Report how many lines contain the word "text"; answer with the number only.

### MATERIAL
--- BEGIN ---

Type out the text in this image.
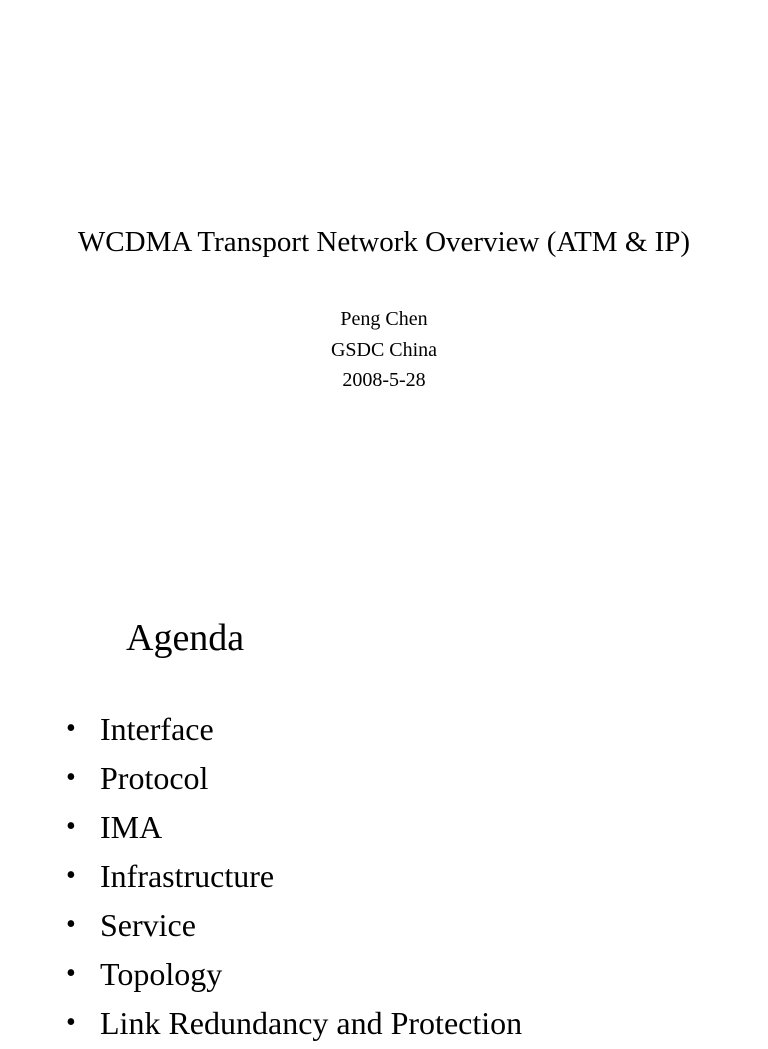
WCDMA Transport Network Overview (ATM & IP)
Peng Chen
GSDC China
2008-5-28
Agenda
• Interface
• Protocol
• IMA
• Infrastructure
• Service
• Topology
• Link Redundancy and Protection
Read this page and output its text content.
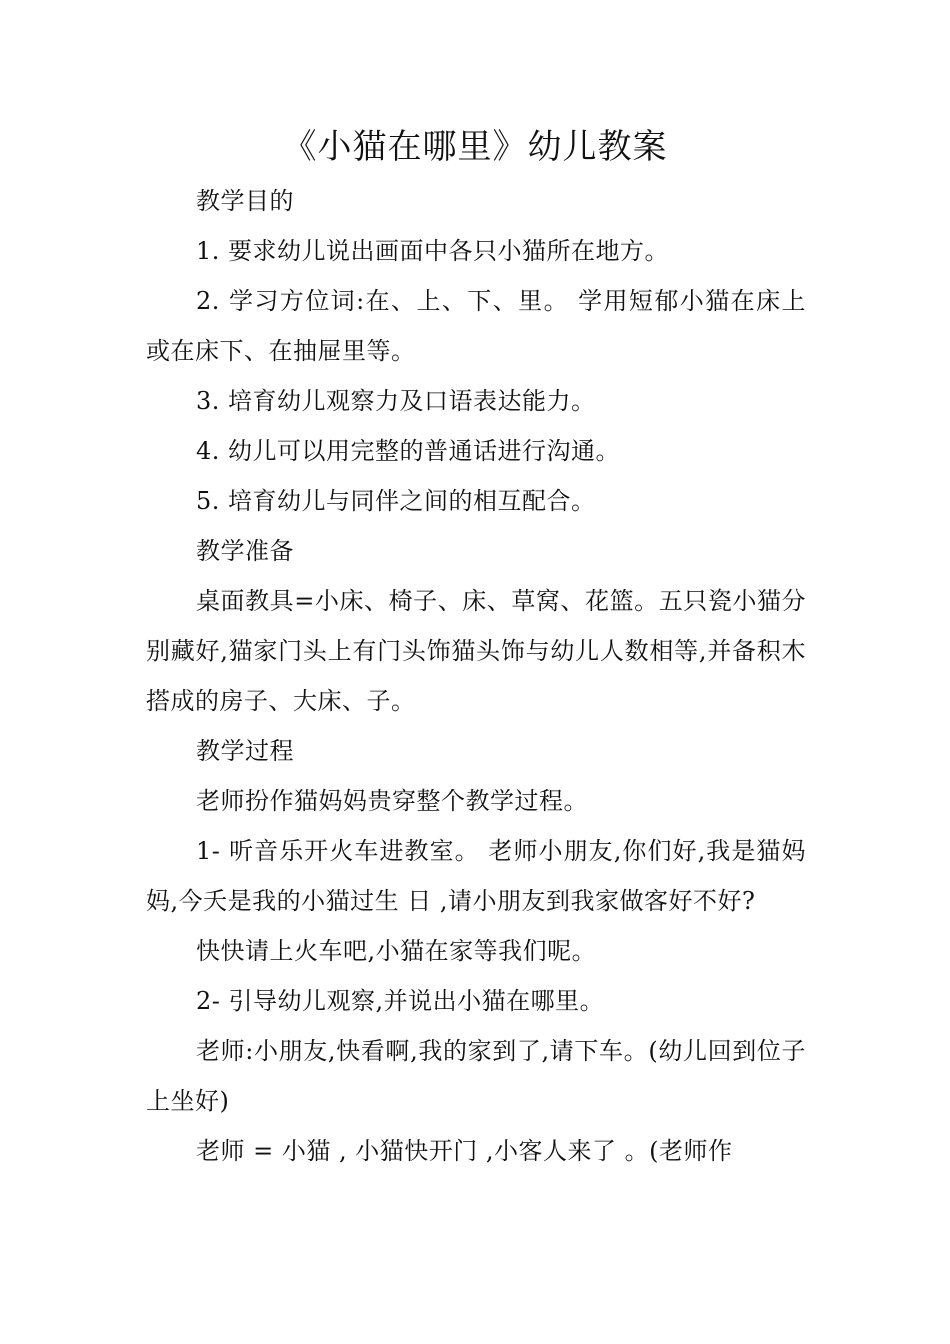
《小猫在哪里》幼儿教案

教学目的

1. 要求幼儿说出画面中各只小猫所在地方。

2. 学习方位词:在、上、下、里。 学用短郁小猫在床上或在床下、在抽屉里等。

3. 培育幼儿观察力及口语表达能力。

4. 幼儿可以用完整的普通话进行沟通。

5. 培育幼儿与同伴之间的相互配合。

教学准备

桌面教具=小床、椅子、床、草窝、花篮。五只瓷小猫分别藏好,猫家门头上有门头饰猫头饰与幼儿人数相等,并备积木搭成的房子、大床、子。

教学过程

老师扮作猫妈妈贵穿整个教学过程。

1- 听音乐开火车进教室。 老师小朋友,你们好,我是猫妈妈,今夭是我的小猫过生 日 ,请小朋友到我家做客好不好?

快快请上火车吧,小猫在家等我们呢。

2- 引导幼儿观察,并说出小猫在哪里。

老师:小朋友,快看啊,我的家到了,请下车。(幼儿回到位子上坐好)

老师 = 小猫 , 小猫快开门 ,小客人来了 。(老师作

--- END ---

### SOLVED EXERCISE
2